**Exercise data**

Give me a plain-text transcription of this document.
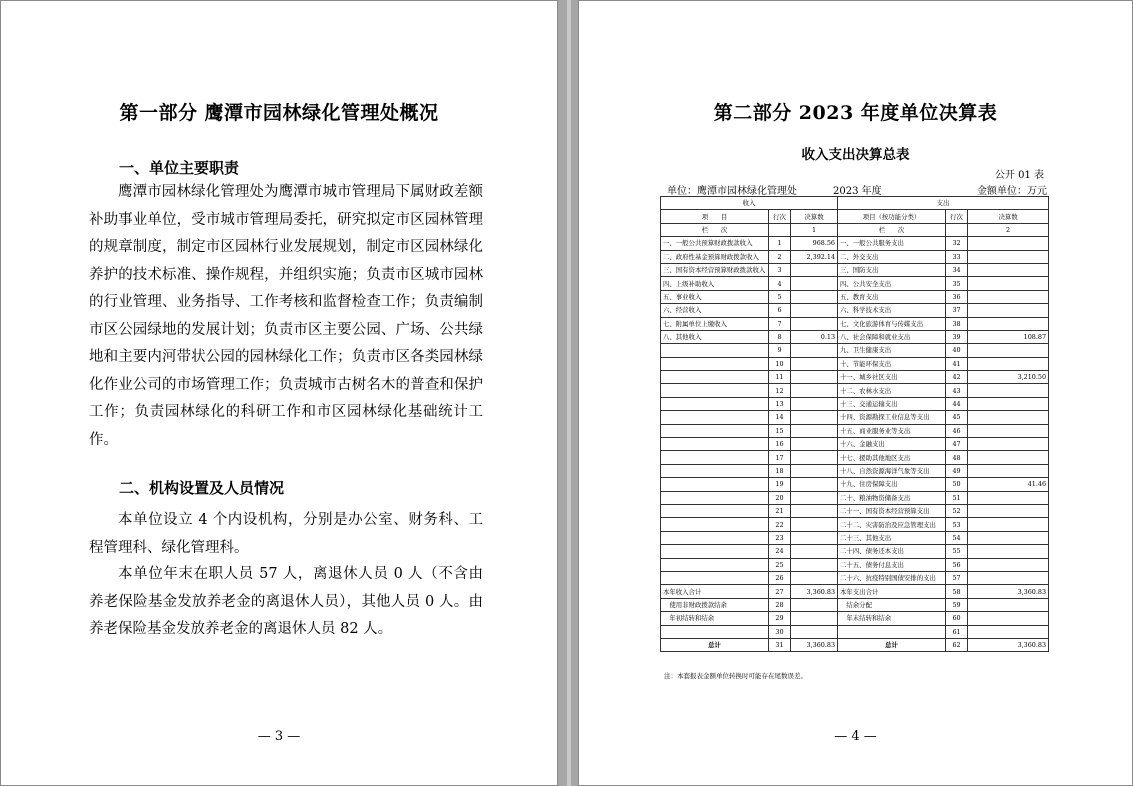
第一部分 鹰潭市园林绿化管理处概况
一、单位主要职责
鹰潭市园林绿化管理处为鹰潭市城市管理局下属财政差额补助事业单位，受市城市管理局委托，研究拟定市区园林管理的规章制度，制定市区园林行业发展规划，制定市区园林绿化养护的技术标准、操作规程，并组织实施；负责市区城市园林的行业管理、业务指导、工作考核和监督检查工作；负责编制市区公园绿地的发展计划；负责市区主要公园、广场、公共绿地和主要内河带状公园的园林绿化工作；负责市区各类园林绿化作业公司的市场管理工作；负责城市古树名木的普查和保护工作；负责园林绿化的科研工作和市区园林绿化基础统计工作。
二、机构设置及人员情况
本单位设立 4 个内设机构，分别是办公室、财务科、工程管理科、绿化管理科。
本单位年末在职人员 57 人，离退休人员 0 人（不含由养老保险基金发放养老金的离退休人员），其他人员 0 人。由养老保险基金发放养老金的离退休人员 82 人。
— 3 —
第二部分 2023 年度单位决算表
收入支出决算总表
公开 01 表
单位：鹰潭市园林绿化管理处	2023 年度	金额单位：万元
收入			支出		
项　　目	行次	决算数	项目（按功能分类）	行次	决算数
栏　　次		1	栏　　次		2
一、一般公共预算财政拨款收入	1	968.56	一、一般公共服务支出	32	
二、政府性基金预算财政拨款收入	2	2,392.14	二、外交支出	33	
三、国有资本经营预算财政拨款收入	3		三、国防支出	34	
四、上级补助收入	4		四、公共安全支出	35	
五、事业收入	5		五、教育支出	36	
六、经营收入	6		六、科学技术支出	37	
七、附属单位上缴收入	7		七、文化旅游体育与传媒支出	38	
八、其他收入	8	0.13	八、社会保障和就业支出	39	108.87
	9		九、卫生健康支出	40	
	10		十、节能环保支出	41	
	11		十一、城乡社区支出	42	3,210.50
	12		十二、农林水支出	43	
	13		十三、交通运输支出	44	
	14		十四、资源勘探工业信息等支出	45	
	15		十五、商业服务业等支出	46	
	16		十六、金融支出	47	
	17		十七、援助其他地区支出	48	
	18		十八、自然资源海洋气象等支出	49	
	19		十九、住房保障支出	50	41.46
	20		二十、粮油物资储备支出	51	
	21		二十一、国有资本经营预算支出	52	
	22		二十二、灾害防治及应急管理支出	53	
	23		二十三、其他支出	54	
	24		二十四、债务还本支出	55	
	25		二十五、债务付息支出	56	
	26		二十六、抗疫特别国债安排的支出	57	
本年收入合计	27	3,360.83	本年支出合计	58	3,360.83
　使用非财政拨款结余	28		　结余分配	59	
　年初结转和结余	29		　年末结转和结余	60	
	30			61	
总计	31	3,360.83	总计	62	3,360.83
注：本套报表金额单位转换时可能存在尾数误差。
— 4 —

**Instructions for the task**
Leaving the pictures aside, transcribe the entire listing exactly.

**Final result**
Give me a plain-text transcription of this document.
第一部分 鹰潭市园林绿化管理处概况
一、单位主要职责
鹰潭市园林绿化管理处为鹰潭市城市管理局下属财政差额补助事业单位，受市城市管理局委托，研究拟定市区园林管理的规章制度，制定市区园林行业发展规划，制定市区园林绿化养护的技术标准、操作规程，并组织实施；负责市区城市园林的行业管理、业务指导、工作考核和监督检查工作；负责编制市区公园绿地的发展计划；负责市区主要公园、广场、公共绿地和主要内河带状公园的园林绿化工作；负责市区各类园林绿化作业公司的市场管理工作；负责城市古树名木的普查和保护工作；负责园林绿化的科研工作和市区园林绿化基础统计工作。
二、机构设置及人员情况
本单位设立 4 个内设机构，分别是办公室、财务科、工程管理科、绿化管理科。
本单位年末在职人员 57 人，离退休人员 0 人（不含由养老保险基金发放养老金的离退休人员），其他人员 0 人。由养老保险基金发放养老金的离退休人员 82 人。
— 3 —
第二部分 2023 年度单位决算表
收入支出决算总表
公开 01 表
单位：鹰潭市园林绿化管理处	2023 年度	金额单位：万元
收入			支出		
项　　目	行次	决算数	项目（按功能分类）	行次	决算数
栏　　次		1	栏　　次		2
一、一般公共预算财政拨款收入	1	968.56	一、一般公共服务支出	32	
二、政府性基金预算财政拨款收入	2	2,392.14	二、外交支出	33	
三、国有资本经营预算财政拨款收入	3		三、国防支出	34	
四、上级补助收入	4		四、公共安全支出	35	
五、事业收入	5		五、教育支出	36	
六、经营收入	6		六、科学技术支出	37	
七、附属单位上缴收入	7		七、文化旅游体育与传媒支出	38	
八、其他收入	8	0.13	八、社会保障和就业支出	39	108.87
	9		九、卫生健康支出	40	
	10		十、节能环保支出	41	
	11		十一、城乡社区支出	42	3,210.50
	12		十二、农林水支出	43	
	13		十三、交通运输支出	44	
	14		十四、资源勘探工业信息等支出	45	
	15		十五、商业服务业等支出	46	
	16		十六、金融支出	47	
	17		十七、援助其他地区支出	48	
	18		十八、自然资源海洋气象等支出	49	
	19		十九、住房保障支出	50	41.46
	20		二十、粮油物资储备支出	51	
	21		二十一、国有资本经营预算支出	52	
	22		二十二、灾害防治及应急管理支出	53	
	23		二十三、其他支出	54	
	24		二十四、债务还本支出	55	
	25		二十五、债务付息支出	56	
	26		二十六、抗疫特别国债安排的支出	57	
本年收入合计	27	3,360.83	本年支出合计	58	3,360.83
　使用非财政拨款结余	28		　结余分配	59	
　年初结转和结余	29		　年末结转和结余	60	
	30			61	
总计	31	3,360.83	总计	62	3,360.83
注：本套报表金额单位转换时可能存在尾数误差。
— 4 —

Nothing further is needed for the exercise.